+++ Data section
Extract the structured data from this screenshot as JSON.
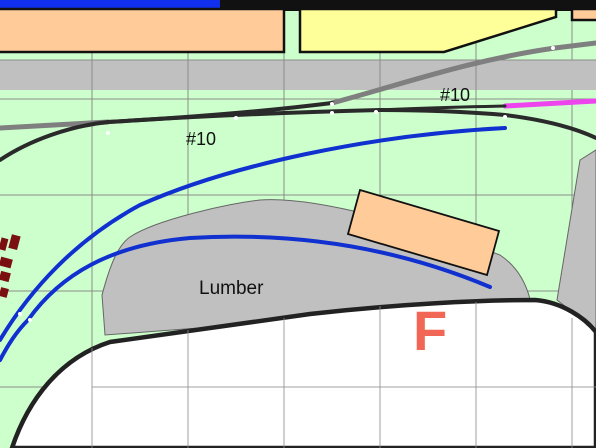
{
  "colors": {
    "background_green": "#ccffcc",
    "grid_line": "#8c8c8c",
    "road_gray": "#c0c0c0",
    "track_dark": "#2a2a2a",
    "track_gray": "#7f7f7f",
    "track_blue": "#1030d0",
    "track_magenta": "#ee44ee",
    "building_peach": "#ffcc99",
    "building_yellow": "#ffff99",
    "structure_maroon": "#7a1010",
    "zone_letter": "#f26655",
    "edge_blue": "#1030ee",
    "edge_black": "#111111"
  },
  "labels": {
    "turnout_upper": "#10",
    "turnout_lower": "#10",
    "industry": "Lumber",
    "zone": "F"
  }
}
++++++
◆ Exercise goal
Reproduce the entries above without change, omitting all pictures.

◆ Completed exercise
Extract the structured data from this screenshot as JSON.
{
  "colors": {
    "background_green": "#ccffcc",
    "grid_line": "#8c8c8c",
    "road_gray": "#c0c0c0",
    "track_dark": "#2a2a2a",
    "track_gray": "#7f7f7f",
    "track_blue": "#1030d0",
    "track_magenta": "#ee44ee",
    "building_peach": "#ffcc99",
    "building_yellow": "#ffff99",
    "structure_maroon": "#7a1010",
    "zone_letter": "#f26655",
    "edge_blue": "#1030ee",
    "edge_black": "#111111"
  },
  "labels": {
    "turnout_upper": "#10",
    "turnout_lower": "#10",
    "industry": "Lumber",
    "zone": "F"
  }
}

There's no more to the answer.